*Task*: Return the material word for word. Do not include pictures.

Records
++++++++++++++++++++
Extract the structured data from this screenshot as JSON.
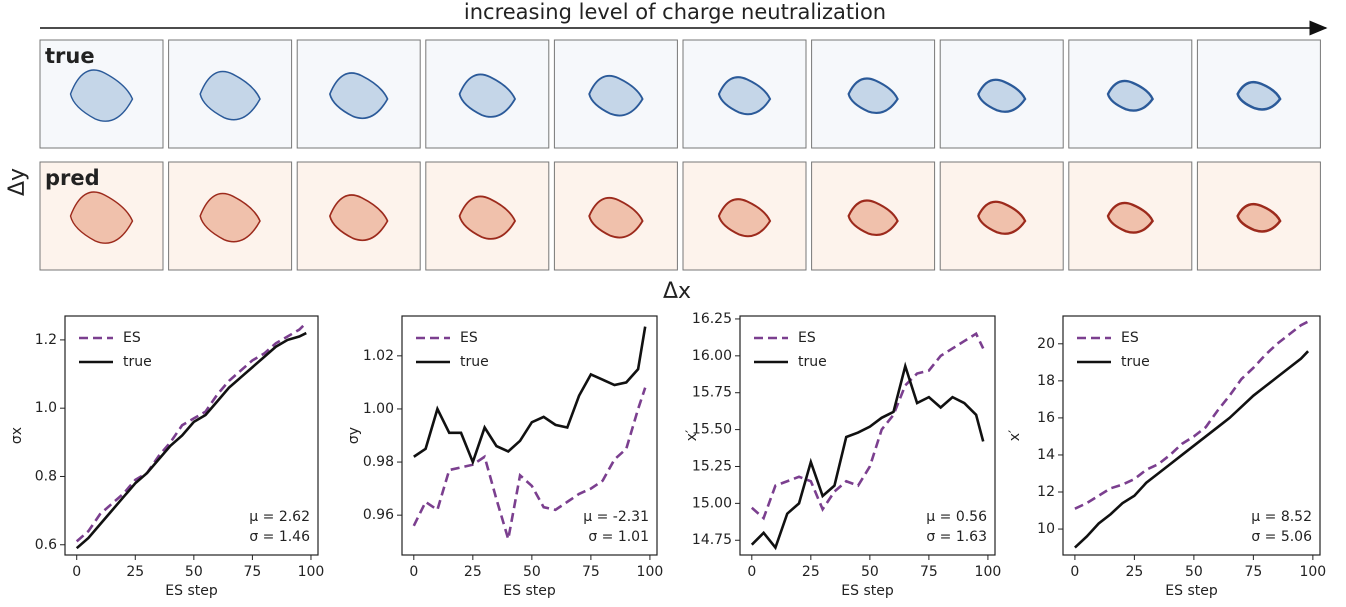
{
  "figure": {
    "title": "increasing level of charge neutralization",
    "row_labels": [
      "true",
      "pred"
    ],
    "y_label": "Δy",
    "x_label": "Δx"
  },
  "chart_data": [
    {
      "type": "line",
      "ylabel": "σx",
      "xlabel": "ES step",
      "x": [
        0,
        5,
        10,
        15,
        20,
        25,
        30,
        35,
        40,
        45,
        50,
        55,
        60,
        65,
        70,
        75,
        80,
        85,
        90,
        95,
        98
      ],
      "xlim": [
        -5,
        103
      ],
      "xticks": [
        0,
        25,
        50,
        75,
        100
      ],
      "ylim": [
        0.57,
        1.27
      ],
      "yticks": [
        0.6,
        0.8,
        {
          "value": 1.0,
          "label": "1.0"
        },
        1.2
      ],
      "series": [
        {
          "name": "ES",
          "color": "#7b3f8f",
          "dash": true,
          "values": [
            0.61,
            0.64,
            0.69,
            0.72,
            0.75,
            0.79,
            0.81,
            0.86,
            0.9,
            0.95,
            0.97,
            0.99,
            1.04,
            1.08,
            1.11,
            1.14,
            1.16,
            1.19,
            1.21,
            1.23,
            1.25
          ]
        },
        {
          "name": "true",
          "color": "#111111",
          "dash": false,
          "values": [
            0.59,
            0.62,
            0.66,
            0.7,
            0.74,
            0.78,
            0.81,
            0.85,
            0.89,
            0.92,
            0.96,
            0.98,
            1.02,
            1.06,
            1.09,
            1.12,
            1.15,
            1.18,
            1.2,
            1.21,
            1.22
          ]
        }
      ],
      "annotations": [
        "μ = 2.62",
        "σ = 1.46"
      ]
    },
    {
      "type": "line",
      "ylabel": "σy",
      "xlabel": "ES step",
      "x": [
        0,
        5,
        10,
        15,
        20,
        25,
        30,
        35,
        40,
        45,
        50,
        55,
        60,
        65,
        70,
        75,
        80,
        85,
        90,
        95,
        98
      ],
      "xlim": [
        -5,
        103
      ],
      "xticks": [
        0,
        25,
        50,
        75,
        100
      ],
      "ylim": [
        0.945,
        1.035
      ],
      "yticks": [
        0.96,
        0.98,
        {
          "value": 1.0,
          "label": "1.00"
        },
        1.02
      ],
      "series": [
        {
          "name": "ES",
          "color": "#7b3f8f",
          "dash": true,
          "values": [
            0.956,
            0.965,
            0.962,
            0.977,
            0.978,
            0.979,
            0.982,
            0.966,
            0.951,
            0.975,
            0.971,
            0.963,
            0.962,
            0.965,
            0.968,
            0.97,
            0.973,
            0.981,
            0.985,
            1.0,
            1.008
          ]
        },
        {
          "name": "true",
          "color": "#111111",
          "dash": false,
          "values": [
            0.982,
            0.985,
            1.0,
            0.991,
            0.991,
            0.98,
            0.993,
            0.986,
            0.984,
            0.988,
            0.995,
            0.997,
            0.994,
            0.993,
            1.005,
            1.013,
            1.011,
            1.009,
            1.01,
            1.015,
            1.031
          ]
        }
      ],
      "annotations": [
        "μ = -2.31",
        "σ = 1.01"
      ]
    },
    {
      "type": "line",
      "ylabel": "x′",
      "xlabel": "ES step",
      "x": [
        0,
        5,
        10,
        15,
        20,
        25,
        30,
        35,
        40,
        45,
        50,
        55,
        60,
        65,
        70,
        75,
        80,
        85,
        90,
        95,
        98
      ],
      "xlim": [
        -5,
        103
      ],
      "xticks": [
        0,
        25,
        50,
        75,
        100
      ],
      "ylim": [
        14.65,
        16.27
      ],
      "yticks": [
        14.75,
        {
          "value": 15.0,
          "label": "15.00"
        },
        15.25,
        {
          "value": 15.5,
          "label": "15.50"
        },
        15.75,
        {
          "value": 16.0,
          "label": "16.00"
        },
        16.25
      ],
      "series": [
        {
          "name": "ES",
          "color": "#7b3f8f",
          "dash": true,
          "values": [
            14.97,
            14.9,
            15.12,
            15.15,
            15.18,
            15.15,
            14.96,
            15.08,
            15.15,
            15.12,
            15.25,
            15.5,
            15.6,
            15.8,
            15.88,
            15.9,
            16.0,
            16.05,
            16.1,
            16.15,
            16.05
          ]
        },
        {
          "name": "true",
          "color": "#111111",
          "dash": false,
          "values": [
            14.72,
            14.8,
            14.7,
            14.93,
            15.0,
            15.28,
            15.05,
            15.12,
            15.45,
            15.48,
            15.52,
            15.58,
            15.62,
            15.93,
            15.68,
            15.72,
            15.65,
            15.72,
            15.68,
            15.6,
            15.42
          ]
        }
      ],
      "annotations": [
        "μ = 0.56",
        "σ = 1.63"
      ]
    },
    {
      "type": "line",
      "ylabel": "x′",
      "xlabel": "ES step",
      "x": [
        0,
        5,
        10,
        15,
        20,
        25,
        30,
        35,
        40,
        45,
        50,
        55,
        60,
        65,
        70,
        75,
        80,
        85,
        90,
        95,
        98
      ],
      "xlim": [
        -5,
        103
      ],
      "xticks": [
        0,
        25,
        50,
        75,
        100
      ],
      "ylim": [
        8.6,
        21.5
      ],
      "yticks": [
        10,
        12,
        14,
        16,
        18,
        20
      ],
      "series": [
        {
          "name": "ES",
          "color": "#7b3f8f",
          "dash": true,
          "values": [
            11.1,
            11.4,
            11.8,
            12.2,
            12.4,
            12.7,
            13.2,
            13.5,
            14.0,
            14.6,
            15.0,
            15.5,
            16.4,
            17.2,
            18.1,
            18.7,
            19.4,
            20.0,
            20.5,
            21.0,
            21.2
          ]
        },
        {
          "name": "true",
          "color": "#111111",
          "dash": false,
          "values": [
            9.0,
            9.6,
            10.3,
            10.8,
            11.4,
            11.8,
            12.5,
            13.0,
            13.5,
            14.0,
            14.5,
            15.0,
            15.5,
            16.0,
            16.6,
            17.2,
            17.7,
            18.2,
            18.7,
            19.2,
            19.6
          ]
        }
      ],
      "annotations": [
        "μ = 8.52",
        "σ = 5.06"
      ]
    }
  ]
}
++++++++++++++++++++
*Finished answer*:
Extract the structured data from this screenshot as JSON.
{
  "figure": {
    "title": "increasing level of charge neutralization",
    "row_labels": [
      "true",
      "pred"
    ],
    "y_label": "Δy",
    "x_label": "Δx"
  },
  "chart_data": [
    {
      "type": "line",
      "ylabel": "σx",
      "xlabel": "ES step",
      "x": [
        0,
        5,
        10,
        15,
        20,
        25,
        30,
        35,
        40,
        45,
        50,
        55,
        60,
        65,
        70,
        75,
        80,
        85,
        90,
        95,
        98
      ],
      "xlim": [
        -5,
        103
      ],
      "xticks": [
        0,
        25,
        50,
        75,
        100
      ],
      "ylim": [
        0.57,
        1.27
      ],
      "yticks": [
        0.6,
        0.8,
        {
          "value": 1.0,
          "label": "1.0"
        },
        1.2
      ],
      "series": [
        {
          "name": "ES",
          "color": "#7b3f8f",
          "dash": true,
          "values": [
            0.61,
            0.64,
            0.69,
            0.72,
            0.75,
            0.79,
            0.81,
            0.86,
            0.9,
            0.95,
            0.97,
            0.99,
            1.04,
            1.08,
            1.11,
            1.14,
            1.16,
            1.19,
            1.21,
            1.23,
            1.25
          ]
        },
        {
          "name": "true",
          "color": "#111111",
          "dash": false,
          "values": [
            0.59,
            0.62,
            0.66,
            0.7,
            0.74,
            0.78,
            0.81,
            0.85,
            0.89,
            0.92,
            0.96,
            0.98,
            1.02,
            1.06,
            1.09,
            1.12,
            1.15,
            1.18,
            1.2,
            1.21,
            1.22
          ]
        }
      ],
      "annotations": [
        "μ = 2.62",
        "σ = 1.46"
      ]
    },
    {
      "type": "line",
      "ylabel": "σy",
      "xlabel": "ES step",
      "x": [
        0,
        5,
        10,
        15,
        20,
        25,
        30,
        35,
        40,
        45,
        50,
        55,
        60,
        65,
        70,
        75,
        80,
        85,
        90,
        95,
        98
      ],
      "xlim": [
        -5,
        103
      ],
      "xticks": [
        0,
        25,
        50,
        75,
        100
      ],
      "ylim": [
        0.945,
        1.035
      ],
      "yticks": [
        0.96,
        0.98,
        {
          "value": 1.0,
          "label": "1.00"
        },
        1.02
      ],
      "series": [
        {
          "name": "ES",
          "color": "#7b3f8f",
          "dash": true,
          "values": [
            0.956,
            0.965,
            0.962,
            0.977,
            0.978,
            0.979,
            0.982,
            0.966,
            0.951,
            0.975,
            0.971,
            0.963,
            0.962,
            0.965,
            0.968,
            0.97,
            0.973,
            0.981,
            0.985,
            1.0,
            1.008
          ]
        },
        {
          "name": "true",
          "color": "#111111",
          "dash": false,
          "values": [
            0.982,
            0.985,
            1.0,
            0.991,
            0.991,
            0.98,
            0.993,
            0.986,
            0.984,
            0.988,
            0.995,
            0.997,
            0.994,
            0.993,
            1.005,
            1.013,
            1.011,
            1.009,
            1.01,
            1.015,
            1.031
          ]
        }
      ],
      "annotations": [
        "μ = -2.31",
        "σ = 1.01"
      ]
    },
    {
      "type": "line",
      "ylabel": "x′",
      "xlabel": "ES step",
      "x": [
        0,
        5,
        10,
        15,
        20,
        25,
        30,
        35,
        40,
        45,
        50,
        55,
        60,
        65,
        70,
        75,
        80,
        85,
        90,
        95,
        98
      ],
      "xlim": [
        -5,
        103
      ],
      "xticks": [
        0,
        25,
        50,
        75,
        100
      ],
      "ylim": [
        14.65,
        16.27
      ],
      "yticks": [
        14.75,
        {
          "value": 15.0,
          "label": "15.00"
        },
        15.25,
        {
          "value": 15.5,
          "label": "15.50"
        },
        15.75,
        {
          "value": 16.0,
          "label": "16.00"
        },
        16.25
      ],
      "series": [
        {
          "name": "ES",
          "color": "#7b3f8f",
          "dash": true,
          "values": [
            14.97,
            14.9,
            15.12,
            15.15,
            15.18,
            15.15,
            14.96,
            15.08,
            15.15,
            15.12,
            15.25,
            15.5,
            15.6,
            15.8,
            15.88,
            15.9,
            16.0,
            16.05,
            16.1,
            16.15,
            16.05
          ]
        },
        {
          "name": "true",
          "color": "#111111",
          "dash": false,
          "values": [
            14.72,
            14.8,
            14.7,
            14.93,
            15.0,
            15.28,
            15.05,
            15.12,
            15.45,
            15.48,
            15.52,
            15.58,
            15.62,
            15.93,
            15.68,
            15.72,
            15.65,
            15.72,
            15.68,
            15.6,
            15.42
          ]
        }
      ],
      "annotations": [
        "μ = 0.56",
        "σ = 1.63"
      ]
    },
    {
      "type": "line",
      "ylabel": "x′",
      "xlabel": "ES step",
      "x": [
        0,
        5,
        10,
        15,
        20,
        25,
        30,
        35,
        40,
        45,
        50,
        55,
        60,
        65,
        70,
        75,
        80,
        85,
        90,
        95,
        98
      ],
      "xlim": [
        -5,
        103
      ],
      "xticks": [
        0,
        25,
        50,
        75,
        100
      ],
      "ylim": [
        8.6,
        21.5
      ],
      "yticks": [
        10,
        12,
        14,
        16,
        18,
        20
      ],
      "series": [
        {
          "name": "ES",
          "color": "#7b3f8f",
          "dash": true,
          "values": [
            11.1,
            11.4,
            11.8,
            12.2,
            12.4,
            12.7,
            13.2,
            13.5,
            14.0,
            14.6,
            15.0,
            15.5,
            16.4,
            17.2,
            18.1,
            18.7,
            19.4,
            20.0,
            20.5,
            21.0,
            21.2
          ]
        },
        {
          "name": "true",
          "color": "#111111",
          "dash": false,
          "values": [
            9.0,
            9.6,
            10.3,
            10.8,
            11.4,
            11.8,
            12.5,
            13.0,
            13.5,
            14.0,
            14.5,
            15.0,
            15.5,
            16.0,
            16.6,
            17.2,
            17.7,
            18.2,
            18.7,
            19.2,
            19.6
          ]
        }
      ],
      "annotations": [
        "μ = 8.52",
        "σ = 5.06"
      ]
    }
  ]
}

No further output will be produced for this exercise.